Work to be completed: Return, word for word, every line that follows.

Provided records:
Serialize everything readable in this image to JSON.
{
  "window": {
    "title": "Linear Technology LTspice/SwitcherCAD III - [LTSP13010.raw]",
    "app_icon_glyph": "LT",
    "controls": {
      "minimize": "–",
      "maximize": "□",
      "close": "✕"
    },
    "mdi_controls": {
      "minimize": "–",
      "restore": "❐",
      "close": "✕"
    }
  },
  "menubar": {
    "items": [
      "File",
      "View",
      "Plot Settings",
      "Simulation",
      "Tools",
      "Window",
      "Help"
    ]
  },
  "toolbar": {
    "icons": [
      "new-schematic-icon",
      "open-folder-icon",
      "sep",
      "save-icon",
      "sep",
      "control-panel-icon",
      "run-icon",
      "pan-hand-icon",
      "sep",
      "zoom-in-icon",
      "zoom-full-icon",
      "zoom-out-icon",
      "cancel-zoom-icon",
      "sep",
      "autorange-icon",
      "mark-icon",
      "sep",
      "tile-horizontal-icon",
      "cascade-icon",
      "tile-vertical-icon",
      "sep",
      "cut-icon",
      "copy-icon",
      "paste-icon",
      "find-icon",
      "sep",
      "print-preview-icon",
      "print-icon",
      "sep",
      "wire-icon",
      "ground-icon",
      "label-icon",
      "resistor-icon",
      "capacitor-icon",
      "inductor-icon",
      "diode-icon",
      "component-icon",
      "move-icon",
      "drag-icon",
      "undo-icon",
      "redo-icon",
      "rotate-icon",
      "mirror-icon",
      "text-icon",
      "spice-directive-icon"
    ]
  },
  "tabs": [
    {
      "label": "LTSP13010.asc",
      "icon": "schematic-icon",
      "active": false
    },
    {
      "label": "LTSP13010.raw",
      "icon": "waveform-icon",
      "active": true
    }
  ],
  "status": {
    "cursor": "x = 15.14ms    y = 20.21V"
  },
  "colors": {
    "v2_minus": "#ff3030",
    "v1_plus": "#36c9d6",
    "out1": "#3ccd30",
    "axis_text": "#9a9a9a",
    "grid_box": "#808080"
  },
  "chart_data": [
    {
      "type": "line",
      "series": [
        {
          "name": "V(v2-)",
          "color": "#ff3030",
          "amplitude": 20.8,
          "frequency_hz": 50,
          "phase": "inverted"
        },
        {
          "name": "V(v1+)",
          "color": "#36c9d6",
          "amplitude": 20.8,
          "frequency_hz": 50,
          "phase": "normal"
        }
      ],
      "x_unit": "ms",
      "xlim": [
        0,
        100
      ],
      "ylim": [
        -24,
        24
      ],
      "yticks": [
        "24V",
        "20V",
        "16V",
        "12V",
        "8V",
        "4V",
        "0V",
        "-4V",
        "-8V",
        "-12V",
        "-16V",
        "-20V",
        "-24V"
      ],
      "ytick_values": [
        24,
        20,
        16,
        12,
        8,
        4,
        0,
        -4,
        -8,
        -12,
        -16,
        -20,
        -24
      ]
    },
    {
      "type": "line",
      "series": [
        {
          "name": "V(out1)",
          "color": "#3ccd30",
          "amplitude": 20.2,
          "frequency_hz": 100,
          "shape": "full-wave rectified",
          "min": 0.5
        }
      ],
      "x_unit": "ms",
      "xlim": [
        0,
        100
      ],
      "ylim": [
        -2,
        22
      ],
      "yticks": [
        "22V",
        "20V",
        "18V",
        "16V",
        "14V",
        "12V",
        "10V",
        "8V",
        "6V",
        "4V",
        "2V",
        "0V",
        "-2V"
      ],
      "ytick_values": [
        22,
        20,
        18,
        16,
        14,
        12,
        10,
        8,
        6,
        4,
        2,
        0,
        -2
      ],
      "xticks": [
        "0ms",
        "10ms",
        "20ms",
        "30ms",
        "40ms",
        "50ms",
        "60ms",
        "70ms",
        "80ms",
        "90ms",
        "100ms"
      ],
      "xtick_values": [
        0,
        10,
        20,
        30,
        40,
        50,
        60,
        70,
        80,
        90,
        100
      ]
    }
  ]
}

Exercise output:
Serialize everything readable in this image to JSON.
{
  "window": {
    "title": "Linear Technology LTspice/SwitcherCAD III - [LTSP13010.raw]",
    "app_icon_glyph": "LT",
    "controls": {
      "minimize": "–",
      "maximize": "□",
      "close": "✕"
    },
    "mdi_controls": {
      "minimize": "–",
      "restore": "❐",
      "close": "✕"
    }
  },
  "menubar": {
    "items": [
      "File",
      "View",
      "Plot Settings",
      "Simulation",
      "Tools",
      "Window",
      "Help"
    ]
  },
  "toolbar": {
    "icons": [
      "new-schematic-icon",
      "open-folder-icon",
      "sep",
      "save-icon",
      "sep",
      "control-panel-icon",
      "run-icon",
      "pan-hand-icon",
      "sep",
      "zoom-in-icon",
      "zoom-full-icon",
      "zoom-out-icon",
      "cancel-zoom-icon",
      "sep",
      "autorange-icon",
      "mark-icon",
      "sep",
      "tile-horizontal-icon",
      "cascade-icon",
      "tile-vertical-icon",
      "sep",
      "cut-icon",
      "copy-icon",
      "paste-icon",
      "find-icon",
      "sep",
      "print-preview-icon",
      "print-icon",
      "sep",
      "wire-icon",
      "ground-icon",
      "label-icon",
      "resistor-icon",
      "capacitor-icon",
      "inductor-icon",
      "diode-icon",
      "component-icon",
      "move-icon",
      "drag-icon",
      "undo-icon",
      "redo-icon",
      "rotate-icon",
      "mirror-icon",
      "text-icon",
      "spice-directive-icon"
    ]
  },
  "tabs": [
    {
      "label": "LTSP13010.asc",
      "icon": "schematic-icon",
      "active": false
    },
    {
      "label": "LTSP13010.raw",
      "icon": "waveform-icon",
      "active": true
    }
  ],
  "status": {
    "cursor": "x = 15.14ms    y = 20.21V"
  },
  "colors": {
    "v2_minus": "#ff3030",
    "v1_plus": "#36c9d6",
    "out1": "#3ccd30",
    "axis_text": "#9a9a9a",
    "grid_box": "#808080"
  },
  "chart_data": [
    {
      "type": "line",
      "series": [
        {
          "name": "V(v2-)",
          "color": "#ff3030",
          "amplitude": 20.8,
          "frequency_hz": 50,
          "phase": "inverted"
        },
        {
          "name": "V(v1+)",
          "color": "#36c9d6",
          "amplitude": 20.8,
          "frequency_hz": 50,
          "phase": "normal"
        }
      ],
      "x_unit": "ms",
      "xlim": [
        0,
        100
      ],
      "ylim": [
        -24,
        24
      ],
      "yticks": [
        "24V",
        "20V",
        "16V",
        "12V",
        "8V",
        "4V",
        "0V",
        "-4V",
        "-8V",
        "-12V",
        "-16V",
        "-20V",
        "-24V"
      ],
      "ytick_values": [
        24,
        20,
        16,
        12,
        8,
        4,
        0,
        -4,
        -8,
        -12,
        -16,
        -20,
        -24
      ]
    },
    {
      "type": "line",
      "series": [
        {
          "name": "V(out1)",
          "color": "#3ccd30",
          "amplitude": 20.2,
          "frequency_hz": 100,
          "shape": "full-wave rectified",
          "min": 0.5
        }
      ],
      "x_unit": "ms",
      "xlim": [
        0,
        100
      ],
      "ylim": [
        -2,
        22
      ],
      "yticks": [
        "22V",
        "20V",
        "18V",
        "16V",
        "14V",
        "12V",
        "10V",
        "8V",
        "6V",
        "4V",
        "2V",
        "0V",
        "-2V"
      ],
      "ytick_values": [
        22,
        20,
        18,
        16,
        14,
        12,
        10,
        8,
        6,
        4,
        2,
        0,
        -2
      ],
      "xticks": [
        "0ms",
        "10ms",
        "20ms",
        "30ms",
        "40ms",
        "50ms",
        "60ms",
        "70ms",
        "80ms",
        "90ms",
        "100ms"
      ],
      "xtick_values": [
        0,
        10,
        20,
        30,
        40,
        50,
        60,
        70,
        80,
        90,
        100
      ]
    }
  ]
}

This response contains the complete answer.